▶ WORK REQUIRED
Output every entry exactly as written, skipping any pictures.

[Stored data entries]
——
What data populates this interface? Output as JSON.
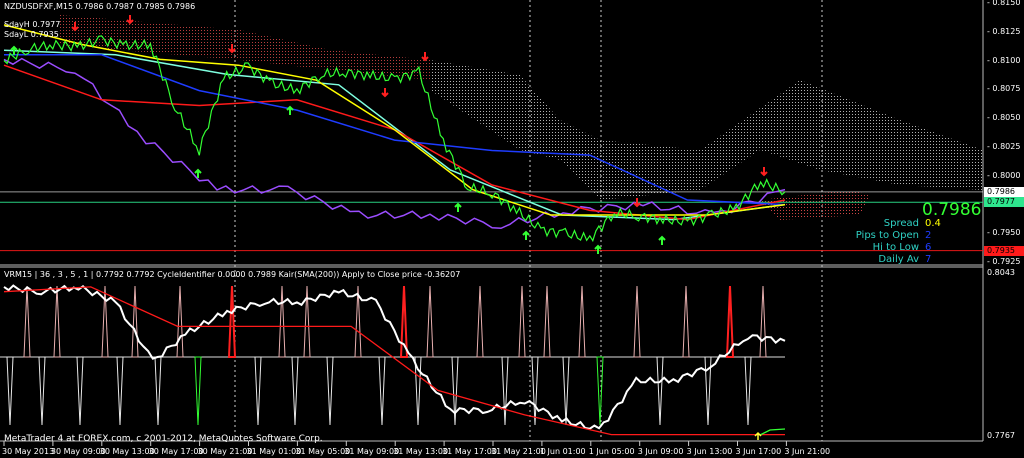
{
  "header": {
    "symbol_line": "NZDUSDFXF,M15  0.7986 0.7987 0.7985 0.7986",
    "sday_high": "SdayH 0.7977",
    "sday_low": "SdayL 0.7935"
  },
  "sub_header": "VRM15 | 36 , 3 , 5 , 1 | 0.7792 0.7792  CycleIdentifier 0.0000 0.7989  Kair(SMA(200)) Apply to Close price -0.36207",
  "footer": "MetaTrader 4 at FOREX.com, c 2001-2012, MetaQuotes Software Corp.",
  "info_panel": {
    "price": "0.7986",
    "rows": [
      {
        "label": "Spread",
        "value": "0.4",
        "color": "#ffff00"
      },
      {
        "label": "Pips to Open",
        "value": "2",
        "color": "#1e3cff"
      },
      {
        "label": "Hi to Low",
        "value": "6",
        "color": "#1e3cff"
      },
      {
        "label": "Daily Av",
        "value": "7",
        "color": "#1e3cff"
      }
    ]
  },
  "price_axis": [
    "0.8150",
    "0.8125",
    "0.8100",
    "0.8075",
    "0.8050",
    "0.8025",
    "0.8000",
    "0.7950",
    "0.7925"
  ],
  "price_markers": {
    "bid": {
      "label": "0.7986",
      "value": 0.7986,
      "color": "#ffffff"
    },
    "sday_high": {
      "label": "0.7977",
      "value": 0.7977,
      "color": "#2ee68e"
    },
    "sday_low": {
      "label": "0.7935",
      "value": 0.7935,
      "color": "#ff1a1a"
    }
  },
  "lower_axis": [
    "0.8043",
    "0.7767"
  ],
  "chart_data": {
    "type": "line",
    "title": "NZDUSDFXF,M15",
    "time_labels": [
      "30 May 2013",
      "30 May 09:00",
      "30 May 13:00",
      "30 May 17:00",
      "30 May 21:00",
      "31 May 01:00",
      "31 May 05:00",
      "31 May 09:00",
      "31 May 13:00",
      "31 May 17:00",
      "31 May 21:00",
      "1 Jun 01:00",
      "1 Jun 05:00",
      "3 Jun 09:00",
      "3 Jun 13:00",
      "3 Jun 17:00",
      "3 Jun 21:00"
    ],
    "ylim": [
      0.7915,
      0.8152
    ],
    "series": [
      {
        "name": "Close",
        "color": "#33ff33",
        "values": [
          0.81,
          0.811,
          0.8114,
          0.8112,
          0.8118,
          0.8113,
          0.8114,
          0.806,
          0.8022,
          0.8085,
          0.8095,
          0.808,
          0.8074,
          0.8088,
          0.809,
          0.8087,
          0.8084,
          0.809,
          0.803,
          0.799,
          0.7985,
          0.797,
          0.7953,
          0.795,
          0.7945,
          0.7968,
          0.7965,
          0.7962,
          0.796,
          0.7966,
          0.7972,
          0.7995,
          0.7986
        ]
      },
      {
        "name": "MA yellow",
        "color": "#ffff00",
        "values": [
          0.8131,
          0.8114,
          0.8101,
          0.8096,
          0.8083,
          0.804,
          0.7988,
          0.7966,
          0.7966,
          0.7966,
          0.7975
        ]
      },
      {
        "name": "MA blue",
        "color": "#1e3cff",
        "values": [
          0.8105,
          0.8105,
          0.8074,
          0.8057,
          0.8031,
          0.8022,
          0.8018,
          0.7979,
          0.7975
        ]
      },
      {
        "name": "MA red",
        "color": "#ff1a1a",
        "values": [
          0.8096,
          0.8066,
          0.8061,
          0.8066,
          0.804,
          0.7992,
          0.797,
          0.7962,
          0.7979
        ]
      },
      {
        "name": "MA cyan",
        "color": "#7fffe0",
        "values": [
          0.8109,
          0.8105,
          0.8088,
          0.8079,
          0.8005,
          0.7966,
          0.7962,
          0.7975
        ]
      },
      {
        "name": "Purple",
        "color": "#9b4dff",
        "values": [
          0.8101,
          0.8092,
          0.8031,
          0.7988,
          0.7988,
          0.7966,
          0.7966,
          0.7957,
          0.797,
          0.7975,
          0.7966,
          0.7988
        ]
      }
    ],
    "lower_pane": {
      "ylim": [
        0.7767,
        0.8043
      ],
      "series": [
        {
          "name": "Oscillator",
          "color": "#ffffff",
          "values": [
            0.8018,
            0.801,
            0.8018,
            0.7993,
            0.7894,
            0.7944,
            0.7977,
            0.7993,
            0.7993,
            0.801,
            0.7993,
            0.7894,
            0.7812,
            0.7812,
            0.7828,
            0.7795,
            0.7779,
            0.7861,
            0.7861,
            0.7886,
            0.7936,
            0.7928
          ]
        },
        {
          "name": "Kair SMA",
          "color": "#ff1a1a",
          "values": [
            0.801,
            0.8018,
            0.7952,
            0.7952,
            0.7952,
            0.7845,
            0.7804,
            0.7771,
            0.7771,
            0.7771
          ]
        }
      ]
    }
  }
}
——
▶ REPLY
What data populates this interface? Output as JSON.
{
  "header": {
    "symbol_line": "NZDUSDFXF,M15  0.7986 0.7987 0.7985 0.7986",
    "sday_high": "SdayH 0.7977",
    "sday_low": "SdayL 0.7935"
  },
  "sub_header": "VRM15 | 36 , 3 , 5 , 1 | 0.7792 0.7792  CycleIdentifier 0.0000 0.7989  Kair(SMA(200)) Apply to Close price -0.36207",
  "footer": "MetaTrader 4 at FOREX.com, c 2001-2012, MetaQuotes Software Corp.",
  "info_panel": {
    "price": "0.7986",
    "rows": [
      {
        "label": "Spread",
        "value": "0.4",
        "color": "#ffff00"
      },
      {
        "label": "Pips to Open",
        "value": "2",
        "color": "#1e3cff"
      },
      {
        "label": "Hi to Low",
        "value": "6",
        "color": "#1e3cff"
      },
      {
        "label": "Daily Av",
        "value": "7",
        "color": "#1e3cff"
      }
    ]
  },
  "price_axis": [
    "0.8150",
    "0.8125",
    "0.8100",
    "0.8075",
    "0.8050",
    "0.8025",
    "0.8000",
    "0.7950",
    "0.7925"
  ],
  "price_markers": {
    "bid": {
      "label": "0.7986",
      "value": 0.7986,
      "color": "#ffffff"
    },
    "sday_high": {
      "label": "0.7977",
      "value": 0.7977,
      "color": "#2ee68e"
    },
    "sday_low": {
      "label": "0.7935",
      "value": 0.7935,
      "color": "#ff1a1a"
    }
  },
  "lower_axis": [
    "0.8043",
    "0.7767"
  ],
  "chart_data": {
    "type": "line",
    "title": "NZDUSDFXF,M15",
    "time_labels": [
      "30 May 2013",
      "30 May 09:00",
      "30 May 13:00",
      "30 May 17:00",
      "30 May 21:00",
      "31 May 01:00",
      "31 May 05:00",
      "31 May 09:00",
      "31 May 13:00",
      "31 May 17:00",
      "31 May 21:00",
      "1 Jun 01:00",
      "1 Jun 05:00",
      "3 Jun 09:00",
      "3 Jun 13:00",
      "3 Jun 17:00",
      "3 Jun 21:00"
    ],
    "ylim": [
      0.7915,
      0.8152
    ],
    "series": [
      {
        "name": "Close",
        "color": "#33ff33",
        "values": [
          0.81,
          0.811,
          0.8114,
          0.8112,
          0.8118,
          0.8113,
          0.8114,
          0.806,
          0.8022,
          0.8085,
          0.8095,
          0.808,
          0.8074,
          0.8088,
          0.809,
          0.8087,
          0.8084,
          0.809,
          0.803,
          0.799,
          0.7985,
          0.797,
          0.7953,
          0.795,
          0.7945,
          0.7968,
          0.7965,
          0.7962,
          0.796,
          0.7966,
          0.7972,
          0.7995,
          0.7986
        ]
      },
      {
        "name": "MA yellow",
        "color": "#ffff00",
        "values": [
          0.8131,
          0.8114,
          0.8101,
          0.8096,
          0.8083,
          0.804,
          0.7988,
          0.7966,
          0.7966,
          0.7966,
          0.7975
        ]
      },
      {
        "name": "MA blue",
        "color": "#1e3cff",
        "values": [
          0.8105,
          0.8105,
          0.8074,
          0.8057,
          0.8031,
          0.8022,
          0.8018,
          0.7979,
          0.7975
        ]
      },
      {
        "name": "MA red",
        "color": "#ff1a1a",
        "values": [
          0.8096,
          0.8066,
          0.8061,
          0.8066,
          0.804,
          0.7992,
          0.797,
          0.7962,
          0.7979
        ]
      },
      {
        "name": "MA cyan",
        "color": "#7fffe0",
        "values": [
          0.8109,
          0.8105,
          0.8088,
          0.8079,
          0.8005,
          0.7966,
          0.7962,
          0.7975
        ]
      },
      {
        "name": "Purple",
        "color": "#9b4dff",
        "values": [
          0.8101,
          0.8092,
          0.8031,
          0.7988,
          0.7988,
          0.7966,
          0.7966,
          0.7957,
          0.797,
          0.7975,
          0.7966,
          0.7988
        ]
      }
    ],
    "lower_pane": {
      "ylim": [
        0.7767,
        0.8043
      ],
      "series": [
        {
          "name": "Oscillator",
          "color": "#ffffff",
          "values": [
            0.8018,
            0.801,
            0.8018,
            0.7993,
            0.7894,
            0.7944,
            0.7977,
            0.7993,
            0.7993,
            0.801,
            0.7993,
            0.7894,
            0.7812,
            0.7812,
            0.7828,
            0.7795,
            0.7779,
            0.7861,
            0.7861,
            0.7886,
            0.7936,
            0.7928
          ]
        },
        {
          "name": "Kair SMA",
          "color": "#ff1a1a",
          "values": [
            0.801,
            0.8018,
            0.7952,
            0.7952,
            0.7952,
            0.7845,
            0.7804,
            0.7771,
            0.7771,
            0.7771
          ]
        }
      ]
    }
  }
}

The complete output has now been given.